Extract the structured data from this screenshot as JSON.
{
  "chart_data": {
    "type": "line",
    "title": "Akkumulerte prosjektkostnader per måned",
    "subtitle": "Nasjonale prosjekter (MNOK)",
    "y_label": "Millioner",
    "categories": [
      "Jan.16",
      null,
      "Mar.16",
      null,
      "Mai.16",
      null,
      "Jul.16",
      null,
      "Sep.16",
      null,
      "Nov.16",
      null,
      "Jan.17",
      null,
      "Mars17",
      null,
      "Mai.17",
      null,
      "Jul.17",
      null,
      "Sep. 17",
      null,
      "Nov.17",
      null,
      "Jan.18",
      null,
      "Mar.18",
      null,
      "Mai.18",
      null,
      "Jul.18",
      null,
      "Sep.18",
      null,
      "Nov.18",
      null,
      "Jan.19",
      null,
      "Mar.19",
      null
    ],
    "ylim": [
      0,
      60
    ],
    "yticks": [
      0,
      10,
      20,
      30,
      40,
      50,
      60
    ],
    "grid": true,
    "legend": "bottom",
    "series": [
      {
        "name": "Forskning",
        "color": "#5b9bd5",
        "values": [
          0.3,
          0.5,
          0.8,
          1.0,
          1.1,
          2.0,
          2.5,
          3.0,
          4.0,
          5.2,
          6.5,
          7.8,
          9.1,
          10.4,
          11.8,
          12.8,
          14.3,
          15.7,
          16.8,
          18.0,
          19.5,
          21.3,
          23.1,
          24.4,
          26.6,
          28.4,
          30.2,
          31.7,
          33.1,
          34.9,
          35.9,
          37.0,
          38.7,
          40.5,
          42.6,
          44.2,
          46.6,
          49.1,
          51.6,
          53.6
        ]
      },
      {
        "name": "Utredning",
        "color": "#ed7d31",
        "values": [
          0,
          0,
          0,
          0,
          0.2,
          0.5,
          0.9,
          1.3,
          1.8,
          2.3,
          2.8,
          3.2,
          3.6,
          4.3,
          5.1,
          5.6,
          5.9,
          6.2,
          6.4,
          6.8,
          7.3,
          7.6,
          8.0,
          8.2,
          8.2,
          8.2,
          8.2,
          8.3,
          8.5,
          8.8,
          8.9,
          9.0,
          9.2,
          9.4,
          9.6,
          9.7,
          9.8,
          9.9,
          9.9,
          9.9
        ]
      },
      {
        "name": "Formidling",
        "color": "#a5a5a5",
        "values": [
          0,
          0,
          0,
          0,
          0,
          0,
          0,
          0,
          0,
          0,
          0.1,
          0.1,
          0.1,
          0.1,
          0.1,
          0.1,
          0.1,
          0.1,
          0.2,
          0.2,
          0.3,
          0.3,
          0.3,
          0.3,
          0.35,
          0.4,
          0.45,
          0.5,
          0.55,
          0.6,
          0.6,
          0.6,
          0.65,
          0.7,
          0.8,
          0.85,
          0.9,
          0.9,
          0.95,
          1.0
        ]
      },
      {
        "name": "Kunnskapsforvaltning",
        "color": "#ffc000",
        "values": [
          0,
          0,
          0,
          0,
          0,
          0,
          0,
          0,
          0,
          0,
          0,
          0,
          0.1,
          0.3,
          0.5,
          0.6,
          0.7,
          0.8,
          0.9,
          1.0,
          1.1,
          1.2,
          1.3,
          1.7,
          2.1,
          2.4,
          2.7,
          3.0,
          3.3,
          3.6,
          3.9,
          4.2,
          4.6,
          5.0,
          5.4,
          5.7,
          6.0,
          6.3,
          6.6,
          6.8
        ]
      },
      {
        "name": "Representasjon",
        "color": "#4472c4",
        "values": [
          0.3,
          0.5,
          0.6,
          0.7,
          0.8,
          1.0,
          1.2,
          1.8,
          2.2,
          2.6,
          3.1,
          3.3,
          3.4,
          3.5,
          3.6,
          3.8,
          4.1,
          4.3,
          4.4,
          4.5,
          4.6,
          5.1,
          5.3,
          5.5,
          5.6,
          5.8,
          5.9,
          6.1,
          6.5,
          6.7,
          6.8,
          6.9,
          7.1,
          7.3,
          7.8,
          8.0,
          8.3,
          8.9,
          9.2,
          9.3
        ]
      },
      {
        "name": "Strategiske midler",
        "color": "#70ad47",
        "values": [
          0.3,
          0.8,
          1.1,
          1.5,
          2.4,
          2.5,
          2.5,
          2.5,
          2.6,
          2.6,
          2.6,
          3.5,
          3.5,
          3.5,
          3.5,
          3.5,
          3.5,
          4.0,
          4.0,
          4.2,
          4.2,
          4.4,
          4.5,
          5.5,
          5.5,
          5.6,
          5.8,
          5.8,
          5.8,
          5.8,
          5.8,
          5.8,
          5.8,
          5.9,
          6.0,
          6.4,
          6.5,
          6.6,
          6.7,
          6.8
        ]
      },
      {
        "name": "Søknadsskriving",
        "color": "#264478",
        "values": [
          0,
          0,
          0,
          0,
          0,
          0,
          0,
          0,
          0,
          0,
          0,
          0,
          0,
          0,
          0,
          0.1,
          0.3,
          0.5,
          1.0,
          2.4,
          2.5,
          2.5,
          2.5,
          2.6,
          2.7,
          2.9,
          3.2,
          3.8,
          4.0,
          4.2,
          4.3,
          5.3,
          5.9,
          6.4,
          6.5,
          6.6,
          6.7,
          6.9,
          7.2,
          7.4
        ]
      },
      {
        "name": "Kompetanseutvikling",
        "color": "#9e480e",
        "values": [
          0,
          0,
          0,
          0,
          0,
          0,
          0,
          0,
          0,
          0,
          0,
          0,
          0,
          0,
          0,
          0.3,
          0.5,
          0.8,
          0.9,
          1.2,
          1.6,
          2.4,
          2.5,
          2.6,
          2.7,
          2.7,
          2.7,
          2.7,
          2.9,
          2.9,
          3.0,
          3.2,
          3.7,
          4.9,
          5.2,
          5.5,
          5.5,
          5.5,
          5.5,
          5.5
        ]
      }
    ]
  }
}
★ ★ ★ ★
▸ DIRECTION: Quote every line of the data, word for word.

▸ REPLY:
Extract the structured data from this screenshot as JSON.
{
  "chart_data": {
    "type": "line",
    "title": "Akkumulerte prosjektkostnader per måned",
    "subtitle": "Nasjonale prosjekter (MNOK)",
    "y_label": "Millioner",
    "categories": [
      "Jan.16",
      null,
      "Mar.16",
      null,
      "Mai.16",
      null,
      "Jul.16",
      null,
      "Sep.16",
      null,
      "Nov.16",
      null,
      "Jan.17",
      null,
      "Mars17",
      null,
      "Mai.17",
      null,
      "Jul.17",
      null,
      "Sep. 17",
      null,
      "Nov.17",
      null,
      "Jan.18",
      null,
      "Mar.18",
      null,
      "Mai.18",
      null,
      "Jul.18",
      null,
      "Sep.18",
      null,
      "Nov.18",
      null,
      "Jan.19",
      null,
      "Mar.19",
      null
    ],
    "ylim": [
      0,
      60
    ],
    "yticks": [
      0,
      10,
      20,
      30,
      40,
      50,
      60
    ],
    "grid": true,
    "legend": "bottom",
    "series": [
      {
        "name": "Forskning",
        "color": "#5b9bd5",
        "values": [
          0.3,
          0.5,
          0.8,
          1.0,
          1.1,
          2.0,
          2.5,
          3.0,
          4.0,
          5.2,
          6.5,
          7.8,
          9.1,
          10.4,
          11.8,
          12.8,
          14.3,
          15.7,
          16.8,
          18.0,
          19.5,
          21.3,
          23.1,
          24.4,
          26.6,
          28.4,
          30.2,
          31.7,
          33.1,
          34.9,
          35.9,
          37.0,
          38.7,
          40.5,
          42.6,
          44.2,
          46.6,
          49.1,
          51.6,
          53.6
        ]
      },
      {
        "name": "Utredning",
        "color": "#ed7d31",
        "values": [
          0,
          0,
          0,
          0,
          0.2,
          0.5,
          0.9,
          1.3,
          1.8,
          2.3,
          2.8,
          3.2,
          3.6,
          4.3,
          5.1,
          5.6,
          5.9,
          6.2,
          6.4,
          6.8,
          7.3,
          7.6,
          8.0,
          8.2,
          8.2,
          8.2,
          8.2,
          8.3,
          8.5,
          8.8,
          8.9,
          9.0,
          9.2,
          9.4,
          9.6,
          9.7,
          9.8,
          9.9,
          9.9,
          9.9
        ]
      },
      {
        "name": "Formidling",
        "color": "#a5a5a5",
        "values": [
          0,
          0,
          0,
          0,
          0,
          0,
          0,
          0,
          0,
          0,
          0.1,
          0.1,
          0.1,
          0.1,
          0.1,
          0.1,
          0.1,
          0.1,
          0.2,
          0.2,
          0.3,
          0.3,
          0.3,
          0.3,
          0.35,
          0.4,
          0.45,
          0.5,
          0.55,
          0.6,
          0.6,
          0.6,
          0.65,
          0.7,
          0.8,
          0.85,
          0.9,
          0.9,
          0.95,
          1.0
        ]
      },
      {
        "name": "Kunnskapsforvaltning",
        "color": "#ffc000",
        "values": [
          0,
          0,
          0,
          0,
          0,
          0,
          0,
          0,
          0,
          0,
          0,
          0,
          0.1,
          0.3,
          0.5,
          0.6,
          0.7,
          0.8,
          0.9,
          1.0,
          1.1,
          1.2,
          1.3,
          1.7,
          2.1,
          2.4,
          2.7,
          3.0,
          3.3,
          3.6,
          3.9,
          4.2,
          4.6,
          5.0,
          5.4,
          5.7,
          6.0,
          6.3,
          6.6,
          6.8
        ]
      },
      {
        "name": "Representasjon",
        "color": "#4472c4",
        "values": [
          0.3,
          0.5,
          0.6,
          0.7,
          0.8,
          1.0,
          1.2,
          1.8,
          2.2,
          2.6,
          3.1,
          3.3,
          3.4,
          3.5,
          3.6,
          3.8,
          4.1,
          4.3,
          4.4,
          4.5,
          4.6,
          5.1,
          5.3,
          5.5,
          5.6,
          5.8,
          5.9,
          6.1,
          6.5,
          6.7,
          6.8,
          6.9,
          7.1,
          7.3,
          7.8,
          8.0,
          8.3,
          8.9,
          9.2,
          9.3
        ]
      },
      {
        "name": "Strategiske midler",
        "color": "#70ad47",
        "values": [
          0.3,
          0.8,
          1.1,
          1.5,
          2.4,
          2.5,
          2.5,
          2.5,
          2.6,
          2.6,
          2.6,
          3.5,
          3.5,
          3.5,
          3.5,
          3.5,
          3.5,
          4.0,
          4.0,
          4.2,
          4.2,
          4.4,
          4.5,
          5.5,
          5.5,
          5.6,
          5.8,
          5.8,
          5.8,
          5.8,
          5.8,
          5.8,
          5.8,
          5.9,
          6.0,
          6.4,
          6.5,
          6.6,
          6.7,
          6.8
        ]
      },
      {
        "name": "Søknadsskriving",
        "color": "#264478",
        "values": [
          0,
          0,
          0,
          0,
          0,
          0,
          0,
          0,
          0,
          0,
          0,
          0,
          0,
          0,
          0,
          0.1,
          0.3,
          0.5,
          1.0,
          2.4,
          2.5,
          2.5,
          2.5,
          2.6,
          2.7,
          2.9,
          3.2,
          3.8,
          4.0,
          4.2,
          4.3,
          5.3,
          5.9,
          6.4,
          6.5,
          6.6,
          6.7,
          6.9,
          7.2,
          7.4
        ]
      },
      {
        "name": "Kompetanseutvikling",
        "color": "#9e480e",
        "values": [
          0,
          0,
          0,
          0,
          0,
          0,
          0,
          0,
          0,
          0,
          0,
          0,
          0,
          0,
          0,
          0.3,
          0.5,
          0.8,
          0.9,
          1.2,
          1.6,
          2.4,
          2.5,
          2.6,
          2.7,
          2.7,
          2.7,
          2.7,
          2.9,
          2.9,
          3.0,
          3.2,
          3.7,
          4.9,
          5.2,
          5.5,
          5.5,
          5.5,
          5.5,
          5.5
        ]
      }
    ]
  }
}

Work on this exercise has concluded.